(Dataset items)

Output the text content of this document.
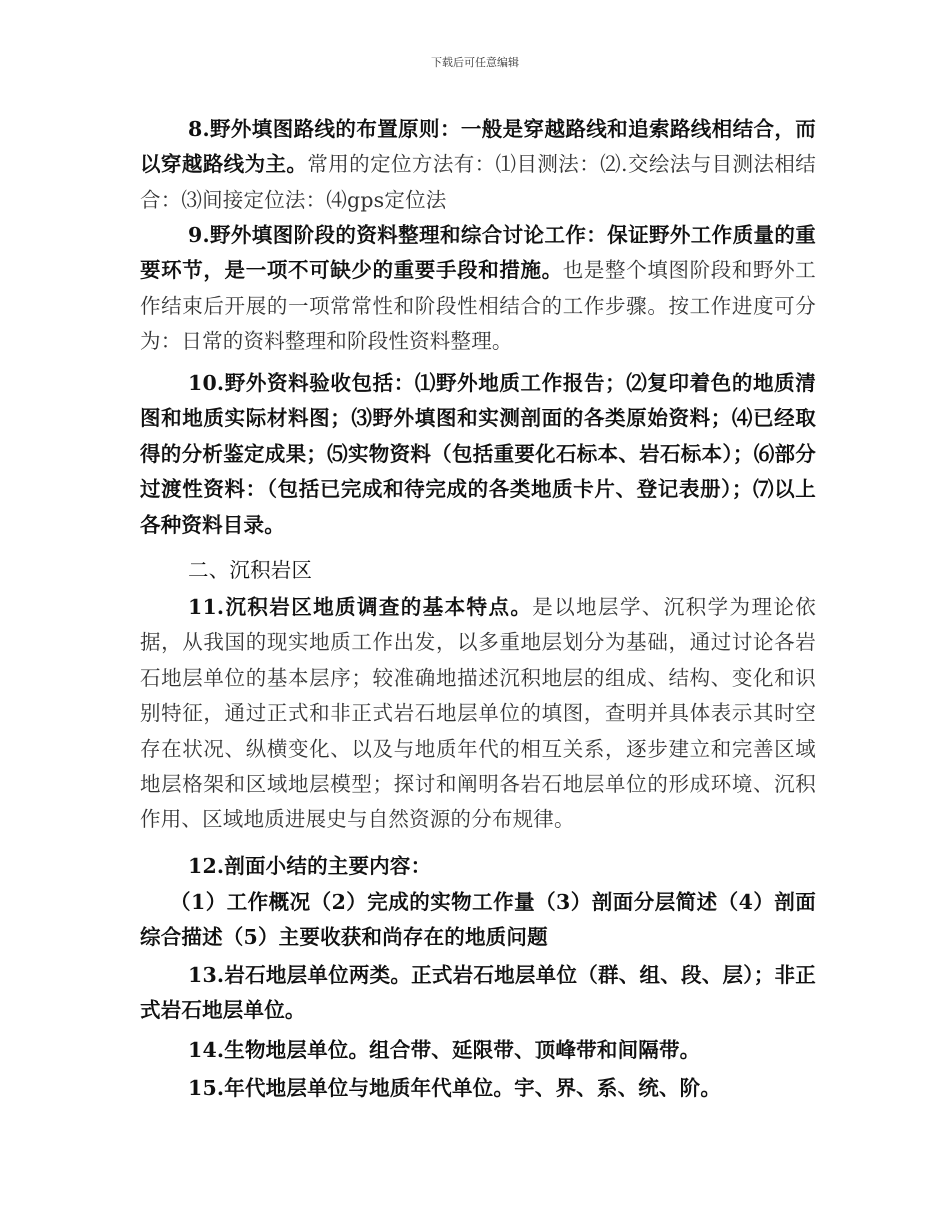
下载后可任意编辑

8.野外填图路线的布置原则：一般是穿越路线和追索路线相结合，而以穿越路线为主。常用的定位方法有：⑴目测法：⑵.交绘法与目测法相结合：⑶间接定位法：⑷gps定位法

9.野外填图阶段的资料整理和综合讨论工作：保证野外工作质量的重要环节，是一项不可缺少的重要手段和措施。也是整个填图阶段和野外工作结束后开展的一项常常性和阶段性相结合的工作步骤。按工作进度可分为：日常的资料整理和阶段性资料整理。

10.野外资料验收包括：⑴野外地质工作报告；⑵复印着色的地质清图和地质实际材料图；⑶野外填图和实测剖面的各类原始资料；⑷已经取得的分析鉴定成果；⑸实物资料（包括重要化石标本、岩石标本）；⑹部分过渡性资料：（包括已完成和待完成的各类地质卡片、登记表册）；⑺以上各种资料目录。

二、沉积岩区

11.沉积岩区地质调查的基本特点。是以地层学、沉积学为理论依据，从我国的现实地质工作出发，以多重地层划分为基础，通过讨论各岩石地层单位的基本层序；较准确地描述沉积地层的组成、结构、变化和识别特征，通过正式和非正式岩石地层单位的填图，查明并具体表示其时空存在状况、纵横变化、以及与地质年代的相互关系，逐步建立和完善区域地层格架和区域地层模型；探讨和阐明各岩石地层单位的形成环境、沉积作用、区域地质进展史与自然资源的分布规律。

12.剖面小结的主要内容：

（1）工作概况（2）完成的实物工作量（3）剖面分层简述（4）剖面综合描述（5）主要收获和尚存在的地质问题

13.岩石地层单位两类。正式岩石地层单位（群、组、段、层）；非正式岩石地层单位。

14.生物地层单位。组合带、延限带、顶峰带和间隔带。

15.年代地层单位与地质年代单位。宇、界、系、统、阶。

TASK INSTRUCTIONS
Repeat all of the entries word for word, but omit the pictures.

OUTPUT FOR THIS EXERCISE
Output the text content of this document.
下载后可任意编辑

8.野外填图路线的布置原则：一般是穿越路线和追索路线相结合，而以穿越路线为主。常用的定位方法有：⑴目测法：⑵.交绘法与目测法相结合：⑶间接定位法：⑷gps定位法

9.野外填图阶段的资料整理和综合讨论工作：保证野外工作质量的重要环节，是一项不可缺少的重要手段和措施。也是整个填图阶段和野外工作结束后开展的一项常常性和阶段性相结合的工作步骤。按工作进度可分为：日常的资料整理和阶段性资料整理。

10.野外资料验收包括：⑴野外地质工作报告；⑵复印着色的地质清图和地质实际材料图；⑶野外填图和实测剖面的各类原始资料；⑷已经取得的分析鉴定成果；⑸实物资料（包括重要化石标本、岩石标本）；⑹部分过渡性资料：（包括已完成和待完成的各类地质卡片、登记表册）；⑺以上各种资料目录。

二、沉积岩区

11.沉积岩区地质调查的基本特点。是以地层学、沉积学为理论依据，从我国的现实地质工作出发，以多重地层划分为基础，通过讨论各岩石地层单位的基本层序；较准确地描述沉积地层的组成、结构、变化和识别特征，通过正式和非正式岩石地层单位的填图，查明并具体表示其时空存在状况、纵横变化、以及与地质年代的相互关系，逐步建立和完善区域地层格架和区域地层模型；探讨和阐明各岩石地层单位的形成环境、沉积作用、区域地质进展史与自然资源的分布规律。

12.剖面小结的主要内容：

（1）工作概况（2）完成的实物工作量（3）剖面分层简述（4）剖面综合描述（5）主要收获和尚存在的地质问题

13.岩石地层单位两类。正式岩石地层单位（群、组、段、层）；非正式岩石地层单位。

14.生物地层单位。组合带、延限带、顶峰带和间隔带。

15.年代地层单位与地质年代单位。宇、界、系、统、阶。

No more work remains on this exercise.